Part of a data file
_ _ _ _ _ _ _
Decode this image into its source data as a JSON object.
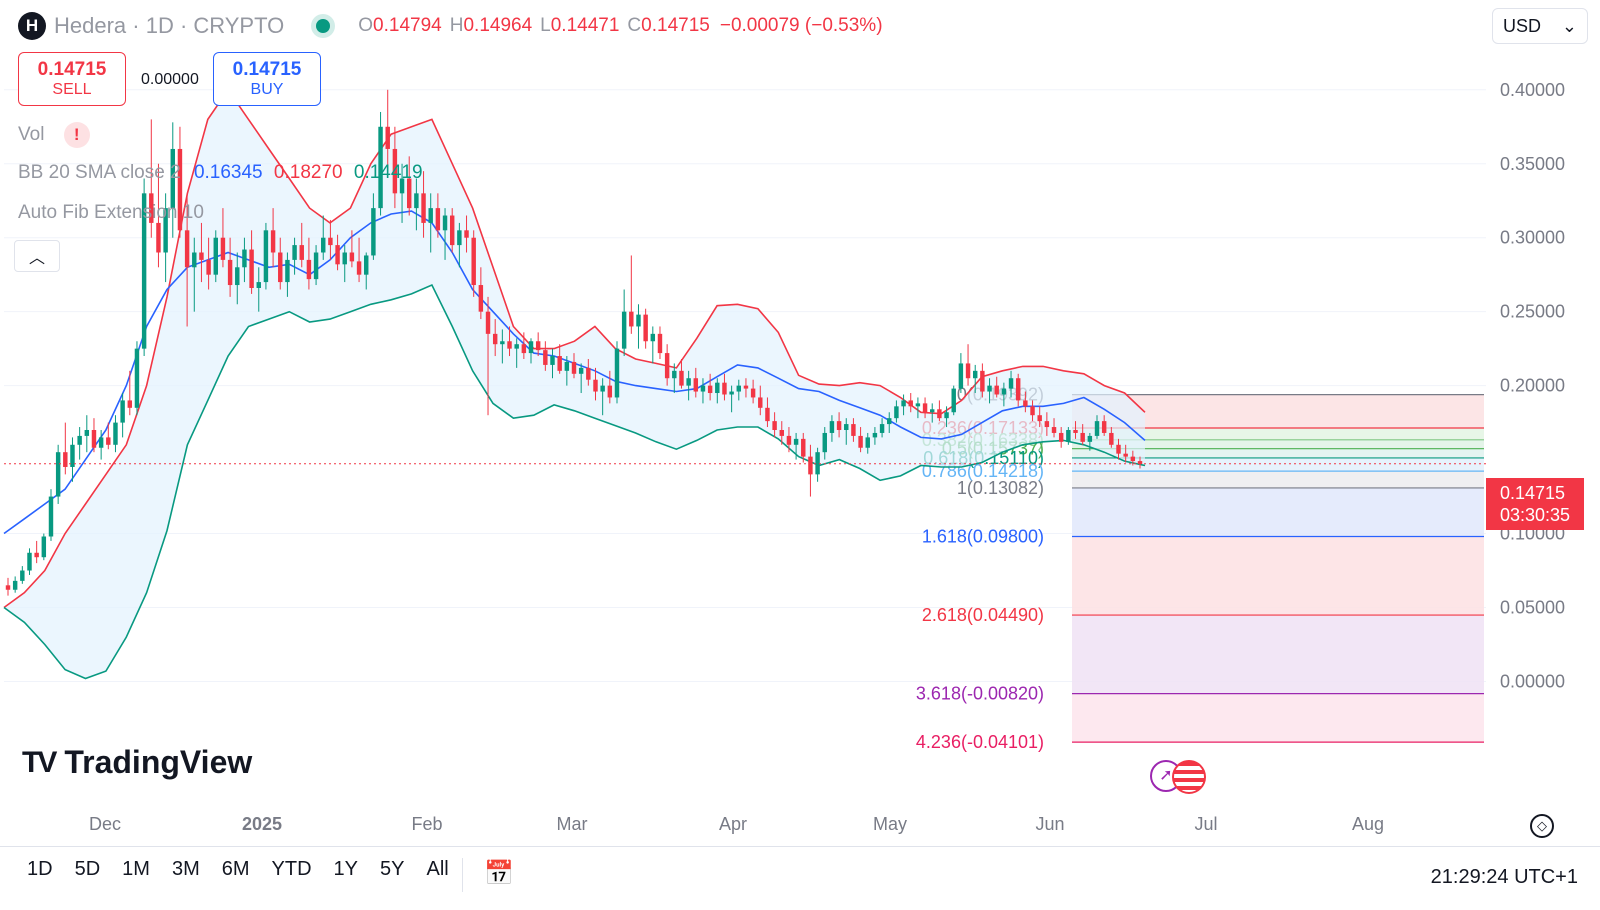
{
  "header": {
    "symbol": "Hedera · 1D · CRYPTO",
    "logo_letter": "H",
    "ohlc": {
      "o_label": "O",
      "o": "0.14794",
      "h_label": "H",
      "h": "0.14964",
      "l_label": "L",
      "l": "0.14471",
      "c_label": "C",
      "c": "0.14715",
      "change": "−0.00079 (−0.53%)"
    },
    "currency": "USD"
  },
  "trade": {
    "sell_price": "0.14715",
    "sell_label": "SELL",
    "buy_price": "0.14715",
    "buy_label": "BUY",
    "spread": "0.00000"
  },
  "indicators": {
    "vol_label": "Vol",
    "vol_warning": "!",
    "bb_label": "BB 20 SMA close 2",
    "bb_basis": "0.16345",
    "bb_upper": "0.18270",
    "bb_lower": "0.14419",
    "fib_label": "Auto Fib Extension 10"
  },
  "colors": {
    "up": "#089981",
    "down": "#f23645",
    "basis": "#2962ff",
    "upper": "#f23645",
    "lower": "#089981",
    "band_fill": "#e3f2fd"
  },
  "chart_data": {
    "type": "candlestick",
    "price_axis": {
      "min": -0.07,
      "max": 0.41,
      "ticks": [
        "0.40000",
        "0.35000",
        "0.30000",
        "0.25000",
        "0.20000",
        "0.10000",
        "0.05000",
        "0.00000"
      ]
    },
    "time_axis": [
      "Dec",
      "2025",
      "Feb",
      "Mar",
      "Apr",
      "May",
      "Jun",
      "Jul",
      "Aug"
    ],
    "last_price": "0.14715",
    "countdown": "03:30:35",
    "candles": [
      [
        0.065,
        0.07,
        0.058,
        0.062
      ],
      [
        0.062,
        0.071,
        0.06,
        0.068
      ],
      [
        0.068,
        0.078,
        0.066,
        0.075
      ],
      [
        0.075,
        0.09,
        0.072,
        0.087
      ],
      [
        0.087,
        0.095,
        0.08,
        0.084
      ],
      [
        0.084,
        0.1,
        0.082,
        0.098
      ],
      [
        0.098,
        0.13,
        0.095,
        0.125
      ],
      [
        0.125,
        0.16,
        0.12,
        0.155
      ],
      [
        0.155,
        0.175,
        0.14,
        0.145
      ],
      [
        0.145,
        0.165,
        0.135,
        0.16
      ],
      [
        0.16,
        0.172,
        0.15,
        0.166
      ],
      [
        0.166,
        0.18,
        0.155,
        0.17
      ],
      [
        0.17,
        0.178,
        0.155,
        0.158
      ],
      [
        0.158,
        0.17,
        0.15,
        0.165
      ],
      [
        0.165,
        0.175,
        0.157,
        0.16
      ],
      [
        0.16,
        0.18,
        0.155,
        0.175
      ],
      [
        0.175,
        0.195,
        0.165,
        0.19
      ],
      [
        0.19,
        0.21,
        0.18,
        0.185
      ],
      [
        0.185,
        0.23,
        0.18,
        0.225
      ],
      [
        0.225,
        0.34,
        0.22,
        0.33
      ],
      [
        0.33,
        0.38,
        0.3,
        0.31
      ],
      [
        0.31,
        0.35,
        0.28,
        0.29
      ],
      [
        0.29,
        0.33,
        0.27,
        0.32
      ],
      [
        0.32,
        0.378,
        0.3,
        0.36
      ],
      [
        0.36,
        0.375,
        0.3,
        0.305
      ],
      [
        0.305,
        0.33,
        0.24,
        0.28
      ],
      [
        0.28,
        0.3,
        0.25,
        0.29
      ],
      [
        0.29,
        0.31,
        0.27,
        0.285
      ],
      [
        0.285,
        0.3,
        0.265,
        0.275
      ],
      [
        0.275,
        0.305,
        0.27,
        0.3
      ],
      [
        0.3,
        0.32,
        0.28,
        0.285
      ],
      [
        0.285,
        0.3,
        0.26,
        0.268
      ],
      [
        0.268,
        0.29,
        0.255,
        0.28
      ],
      [
        0.28,
        0.3,
        0.27,
        0.292
      ],
      [
        0.292,
        0.305,
        0.262,
        0.266
      ],
      [
        0.266,
        0.28,
        0.25,
        0.27
      ],
      [
        0.27,
        0.31,
        0.265,
        0.305
      ],
      [
        0.305,
        0.32,
        0.28,
        0.29
      ],
      [
        0.29,
        0.3,
        0.265,
        0.27
      ],
      [
        0.27,
        0.29,
        0.26,
        0.285
      ],
      [
        0.285,
        0.3,
        0.275,
        0.295
      ],
      [
        0.295,
        0.31,
        0.28,
        0.285
      ],
      [
        0.285,
        0.3,
        0.265,
        0.272
      ],
      [
        0.272,
        0.295,
        0.268,
        0.29
      ],
      [
        0.29,
        0.315,
        0.285,
        0.3
      ],
      [
        0.3,
        0.312,
        0.285,
        0.295
      ],
      [
        0.295,
        0.302,
        0.278,
        0.282
      ],
      [
        0.282,
        0.295,
        0.27,
        0.29
      ],
      [
        0.29,
        0.305,
        0.28,
        0.284
      ],
      [
        0.284,
        0.3,
        0.27,
        0.275
      ],
      [
        0.275,
        0.29,
        0.265,
        0.288
      ],
      [
        0.288,
        0.33,
        0.285,
        0.32
      ],
      [
        0.32,
        0.385,
        0.315,
        0.375
      ],
      [
        0.375,
        0.4,
        0.345,
        0.36
      ],
      [
        0.36,
        0.375,
        0.32,
        0.33
      ],
      [
        0.33,
        0.35,
        0.31,
        0.34
      ],
      [
        0.34,
        0.355,
        0.315,
        0.32
      ],
      [
        0.32,
        0.34,
        0.305,
        0.33
      ],
      [
        0.33,
        0.345,
        0.3,
        0.31
      ],
      [
        0.31,
        0.33,
        0.29,
        0.32
      ],
      [
        0.32,
        0.33,
        0.3,
        0.305
      ],
      [
        0.305,
        0.32,
        0.285,
        0.315
      ],
      [
        0.315,
        0.32,
        0.29,
        0.295
      ],
      [
        0.295,
        0.31,
        0.28,
        0.305
      ],
      [
        0.305,
        0.315,
        0.29,
        0.3
      ],
      [
        0.3,
        0.305,
        0.26,
        0.268
      ],
      [
        0.268,
        0.28,
        0.245,
        0.25
      ],
      [
        0.25,
        0.26,
        0.18,
        0.235
      ],
      [
        0.235,
        0.245,
        0.22,
        0.228
      ],
      [
        0.228,
        0.238,
        0.215,
        0.23
      ],
      [
        0.23,
        0.24,
        0.22,
        0.225
      ],
      [
        0.225,
        0.232,
        0.212,
        0.228
      ],
      [
        0.228,
        0.236,
        0.218,
        0.222
      ],
      [
        0.222,
        0.232,
        0.215,
        0.23
      ],
      [
        0.23,
        0.236,
        0.22,
        0.224
      ],
      [
        0.224,
        0.23,
        0.21,
        0.214
      ],
      [
        0.214,
        0.225,
        0.205,
        0.22
      ],
      [
        0.22,
        0.228,
        0.208,
        0.21
      ],
      [
        0.21,
        0.22,
        0.2,
        0.216
      ],
      [
        0.216,
        0.222,
        0.205,
        0.208
      ],
      [
        0.208,
        0.215,
        0.195,
        0.212
      ],
      [
        0.212,
        0.218,
        0.2,
        0.204
      ],
      [
        0.204,
        0.212,
        0.19,
        0.196
      ],
      [
        0.196,
        0.205,
        0.18,
        0.2
      ],
      [
        0.2,
        0.21,
        0.188,
        0.192
      ],
      [
        0.192,
        0.23,
        0.188,
        0.225
      ],
      [
        0.225,
        0.265,
        0.22,
        0.25
      ],
      [
        0.25,
        0.288,
        0.235,
        0.24
      ],
      [
        0.24,
        0.255,
        0.225,
        0.248
      ],
      [
        0.248,
        0.252,
        0.225,
        0.23
      ],
      [
        0.23,
        0.24,
        0.215,
        0.235
      ],
      [
        0.235,
        0.24,
        0.218,
        0.222
      ],
      [
        0.222,
        0.228,
        0.2,
        0.205
      ],
      [
        0.205,
        0.215,
        0.195,
        0.21
      ],
      [
        0.21,
        0.218,
        0.198,
        0.2
      ],
      [
        0.2,
        0.21,
        0.19,
        0.205
      ],
      [
        0.205,
        0.212,
        0.192,
        0.196
      ],
      [
        0.196,
        0.205,
        0.188,
        0.2
      ],
      [
        0.2,
        0.208,
        0.19,
        0.195
      ],
      [
        0.195,
        0.205,
        0.188,
        0.202
      ],
      [
        0.202,
        0.208,
        0.19,
        0.194
      ],
      [
        0.194,
        0.2,
        0.182,
        0.196
      ],
      [
        0.196,
        0.204,
        0.19,
        0.2
      ],
      [
        0.2,
        0.205,
        0.192,
        0.198
      ],
      [
        0.198,
        0.204,
        0.188,
        0.192
      ],
      [
        0.192,
        0.2,
        0.18,
        0.185
      ],
      [
        0.185,
        0.192,
        0.172,
        0.176
      ],
      [
        0.176,
        0.182,
        0.165,
        0.17
      ],
      [
        0.17,
        0.176,
        0.16,
        0.166
      ],
      [
        0.166,
        0.172,
        0.155,
        0.16
      ],
      [
        0.16,
        0.168,
        0.15,
        0.164
      ],
      [
        0.164,
        0.168,
        0.148,
        0.152
      ],
      [
        0.152,
        0.16,
        0.125,
        0.14
      ],
      [
        0.14,
        0.158,
        0.135,
        0.155
      ],
      [
        0.155,
        0.172,
        0.15,
        0.168
      ],
      [
        0.168,
        0.18,
        0.162,
        0.176
      ],
      [
        0.176,
        0.182,
        0.165,
        0.17
      ],
      [
        0.17,
        0.178,
        0.16,
        0.174
      ],
      [
        0.174,
        0.178,
        0.162,
        0.166
      ],
      [
        0.166,
        0.172,
        0.155,
        0.158
      ],
      [
        0.158,
        0.168,
        0.154,
        0.165
      ],
      [
        0.165,
        0.172,
        0.16,
        0.168
      ],
      [
        0.168,
        0.178,
        0.165,
        0.174
      ],
      [
        0.174,
        0.182,
        0.168,
        0.178
      ],
      [
        0.178,
        0.19,
        0.175,
        0.186
      ],
      [
        0.186,
        0.194,
        0.18,
        0.19
      ],
      [
        0.19,
        0.195,
        0.182,
        0.186
      ],
      [
        0.186,
        0.192,
        0.178,
        0.188
      ],
      [
        0.188,
        0.192,
        0.178,
        0.182
      ],
      [
        0.182,
        0.188,
        0.175,
        0.184
      ],
      [
        0.184,
        0.19,
        0.176,
        0.178
      ],
      [
        0.178,
        0.186,
        0.172,
        0.182
      ],
      [
        0.182,
        0.2,
        0.18,
        0.198
      ],
      [
        0.198,
        0.222,
        0.195,
        0.215
      ],
      [
        0.215,
        0.228,
        0.2,
        0.205
      ],
      [
        0.205,
        0.214,
        0.195,
        0.21
      ],
      [
        0.21,
        0.215,
        0.192,
        0.196
      ],
      [
        0.196,
        0.205,
        0.188,
        0.2
      ],
      [
        0.2,
        0.206,
        0.192,
        0.194
      ],
      [
        0.194,
        0.202,
        0.186,
        0.198
      ],
      [
        0.198,
        0.21,
        0.192,
        0.205
      ],
      [
        0.205,
        0.208,
        0.186,
        0.19
      ],
      [
        0.19,
        0.196,
        0.182,
        0.186
      ],
      [
        0.186,
        0.19,
        0.176,
        0.18
      ],
      [
        0.18,
        0.186,
        0.172,
        0.176
      ],
      [
        0.176,
        0.182,
        0.166,
        0.172
      ],
      [
        0.172,
        0.178,
        0.165,
        0.168
      ],
      [
        0.168,
        0.172,
        0.158,
        0.162
      ],
      [
        0.162,
        0.172,
        0.16,
        0.17
      ],
      [
        0.17,
        0.176,
        0.164,
        0.168
      ],
      [
        0.168,
        0.174,
        0.16,
        0.162
      ],
      [
        0.162,
        0.168,
        0.156,
        0.166
      ],
      [
        0.166,
        0.18,
        0.164,
        0.176
      ],
      [
        0.176,
        0.18,
        0.166,
        0.168
      ],
      [
        0.168,
        0.172,
        0.158,
        0.16
      ],
      [
        0.16,
        0.164,
        0.15,
        0.154
      ],
      [
        0.154,
        0.16,
        0.148,
        0.152
      ],
      [
        0.152,
        0.156,
        0.146,
        0.149
      ],
      [
        0.149,
        0.152,
        0.144,
        0.147
      ]
    ],
    "bollinger": {
      "upper": [
        0.05,
        0.06,
        0.075,
        0.1,
        0.12,
        0.14,
        0.16,
        0.2,
        0.26,
        0.33,
        0.38,
        0.4,
        0.38,
        0.36,
        0.34,
        0.32,
        0.31,
        0.32,
        0.35,
        0.37,
        0.375,
        0.38,
        0.35,
        0.32,
        0.28,
        0.24,
        0.225,
        0.225,
        0.23,
        0.24,
        0.225,
        0.218,
        0.215,
        0.212,
        0.232,
        0.254,
        0.255,
        0.252,
        0.236,
        0.207,
        0.201,
        0.2,
        0.202,
        0.2,
        0.192,
        0.182,
        0.181,
        0.19,
        0.206,
        0.21,
        0.213,
        0.213,
        0.21,
        0.208,
        0.2,
        0.195,
        0.182
      ],
      "basis": [
        0.1,
        0.11,
        0.12,
        0.13,
        0.15,
        0.17,
        0.2,
        0.24,
        0.265,
        0.28,
        0.285,
        0.29,
        0.285,
        0.28,
        0.282,
        0.275,
        0.285,
        0.3,
        0.31,
        0.316,
        0.318,
        0.31,
        0.29,
        0.265,
        0.25,
        0.235,
        0.222,
        0.22,
        0.215,
        0.21,
        0.203,
        0.2,
        0.198,
        0.196,
        0.198,
        0.206,
        0.214,
        0.212,
        0.205,
        0.198,
        0.196,
        0.19,
        0.185,
        0.18,
        0.172,
        0.165,
        0.164,
        0.167,
        0.175,
        0.183,
        0.186,
        0.186,
        0.188,
        0.192,
        0.184,
        0.175,
        0.163
      ],
      "lower": [
        0.05,
        0.04,
        0.025,
        0.008,
        0.002,
        0.007,
        0.03,
        0.06,
        0.102,
        0.16,
        0.19,
        0.22,
        0.24,
        0.245,
        0.25,
        0.243,
        0.245,
        0.25,
        0.255,
        0.258,
        0.262,
        0.268,
        0.24,
        0.21,
        0.188,
        0.178,
        0.18,
        0.187,
        0.183,
        0.178,
        0.173,
        0.168,
        0.162,
        0.157,
        0.163,
        0.17,
        0.172,
        0.172,
        0.164,
        0.152,
        0.146,
        0.15,
        0.144,
        0.136,
        0.139,
        0.146,
        0.145,
        0.145,
        0.148,
        0.155,
        0.16,
        0.162,
        0.163,
        0.16,
        0.155,
        0.149,
        0.146
      ]
    },
    "fib_levels": [
      {
        "label": "0(0.19392)",
        "value": 0.19392,
        "color": "#787b86",
        "fill": "#f0f0f3"
      },
      {
        "label": "0.236(0.17133)",
        "value": 0.17133,
        "color": "#f23645",
        "fill": "#fbe0e2"
      },
      {
        "label": "0.382(0.16338)",
        "value": 0.16338,
        "color": "#81c784",
        "fill": "#e3f4e3"
      },
      {
        "label": "0.5(0.15737)",
        "value": 0.15737,
        "color": "#4caf50",
        "fill": "#dff2e5"
      },
      {
        "label": "0.618(0.15110)",
        "value": 0.1511,
        "color": "#089981",
        "fill": "#dff2ef"
      },
      {
        "label": "0.786(0.14218)",
        "value": 0.14218,
        "color": "#64b5f6",
        "fill": "#e3f0fb"
      },
      {
        "label": "1(0.13082)",
        "value": 0.13082,
        "color": "#787b86",
        "fill": "#ececef"
      },
      {
        "label": "1.618(0.09800)",
        "value": 0.098,
        "color": "#2962ff",
        "fill": "#e0e8fb"
      },
      {
        "label": "2.618(0.04490)",
        "value": 0.0449,
        "color": "#f23645",
        "fill": "#fde1e3"
      },
      {
        "label": "3.618(-0.00820)",
        "value": -0.0082,
        "color": "#9c27b0",
        "fill": "#f0e2f4"
      },
      {
        "label": "4.236(-0.04101)",
        "value": -0.04101,
        "color": "#e91e63",
        "fill": "#fde4ec"
      }
    ]
  },
  "branding": {
    "logo_text": "TradingView",
    "logo_mark": "TV"
  },
  "toolbar": {
    "ranges": [
      "1D",
      "5D",
      "1M",
      "3M",
      "6M",
      "YTD",
      "1Y",
      "5Y",
      "All"
    ],
    "clock": "21:29:24 UTC+1"
  }
}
_ _ _ _ _ _ _
= AIM OF THE EXERCISE =
Make a copy of each line that contains the string "value".

= CORRECT RESPONSE =
        "value": 0.19392,
        "value": 0.17133,
        "value": 0.16338,
        "value": 0.15737,
        "value": 0.1511,
        "value": 0.14218,
        "value": 0.13082,
        "value": 0.098,
        "value": 0.0449,
        "value": -0.0082,
        "value": -0.04101,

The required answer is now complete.